[Data listing]
[start]

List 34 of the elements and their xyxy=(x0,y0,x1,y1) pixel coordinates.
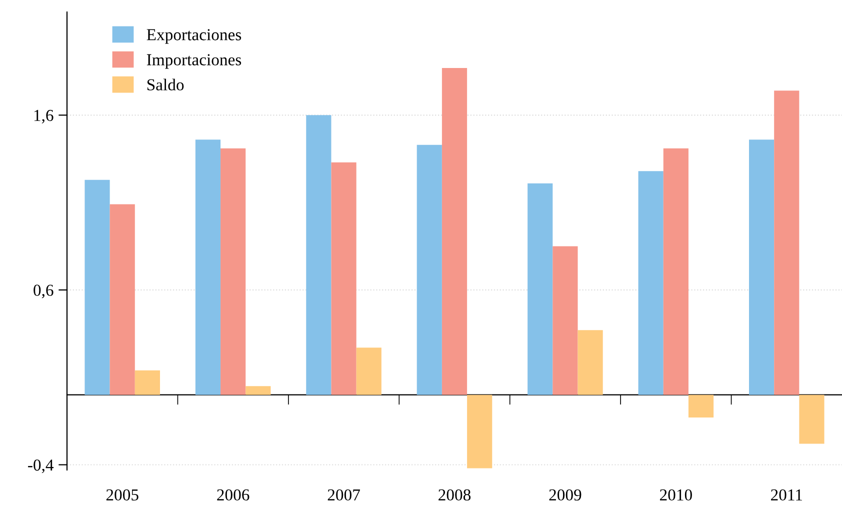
bar xyxy=(638,171,664,395)
bar xyxy=(220,148,246,395)
bar xyxy=(552,246,578,395)
legend-label: Exportaciones xyxy=(146,29,242,44)
x-tick-label: 2009 xyxy=(549,489,582,501)
legend-label: Importaciones xyxy=(146,54,242,69)
bar xyxy=(749,140,774,395)
bar xyxy=(467,394,492,468)
bar xyxy=(774,90,800,395)
x-tick-label: 2011 xyxy=(771,489,802,501)
bar xyxy=(306,115,332,395)
y-tick-label: 1,6 xyxy=(34,110,54,124)
bar xyxy=(356,348,382,395)
x-tick-label: 2008 xyxy=(438,489,471,501)
bar xyxy=(799,394,824,444)
bar xyxy=(442,68,468,395)
x-tick-label: 2006 xyxy=(217,489,250,501)
bar xyxy=(195,140,221,395)
bar xyxy=(84,180,110,395)
x-tick-label: 2010 xyxy=(660,489,692,501)
bar xyxy=(134,370,160,395)
bar xyxy=(578,330,603,395)
bar xyxy=(688,394,714,418)
bar xyxy=(416,144,442,395)
bar xyxy=(246,386,271,395)
x-tick-label: 2005 xyxy=(106,489,138,501)
bar xyxy=(110,204,135,395)
y-tick-label: -0,4 xyxy=(28,459,54,474)
legend-label: Saldo xyxy=(147,78,184,90)
bar xyxy=(528,183,553,395)
bar xyxy=(331,162,356,395)
x-tick-label: 2007 xyxy=(328,489,360,501)
bar xyxy=(663,148,688,395)
y-tick-label: 0,6 xyxy=(34,284,54,298)
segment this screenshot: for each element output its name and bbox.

[end]

THE EXERCISE: Reproduce the material above with "Saldo" replaced by "Balance" and everything else left the same. Omit the pictures from your answer.

EXERCISE RESPONSE:
List 34 of the elements and their xyxy=(x0,y0,x1,y1) pixel coordinates.
bar xyxy=(638,171,664,395)
bar xyxy=(220,148,246,395)
bar xyxy=(552,246,578,395)
legend-label: Exportaciones xyxy=(146,29,242,44)
x-tick-label: 2009 xyxy=(549,489,582,501)
legend-label: Importaciones xyxy=(146,54,242,69)
bar xyxy=(749,140,774,395)
bar xyxy=(467,394,492,468)
bar xyxy=(774,90,800,395)
x-tick-label: 2011 xyxy=(771,489,802,501)
bar xyxy=(306,115,332,395)
y-tick-label: 1,6 xyxy=(34,110,54,124)
bar xyxy=(356,348,382,395)
x-tick-label: 2008 xyxy=(438,489,471,501)
bar xyxy=(799,394,824,444)
bar xyxy=(442,68,468,395)
x-tick-label: 2006 xyxy=(217,489,250,501)
bar xyxy=(195,140,221,395)
bar xyxy=(84,180,110,395)
x-tick-label: 2010 xyxy=(660,489,692,501)
bar xyxy=(134,370,160,395)
bar xyxy=(578,330,603,395)
bar xyxy=(688,394,714,418)
bar xyxy=(416,144,442,395)
bar xyxy=(246,386,271,395)
x-tick-label: 2005 xyxy=(106,489,138,501)
bar xyxy=(110,204,135,395)
y-tick-label: -0,4 xyxy=(28,459,54,474)
legend-label: Balance xyxy=(147,78,184,90)
bar xyxy=(528,183,553,395)
bar xyxy=(331,162,356,395)
x-tick-label: 2007 xyxy=(328,489,360,501)
bar xyxy=(663,148,688,395)
y-tick-label: 0,6 xyxy=(34,284,54,298)
segment this screenshot: for each element output its name and bbox.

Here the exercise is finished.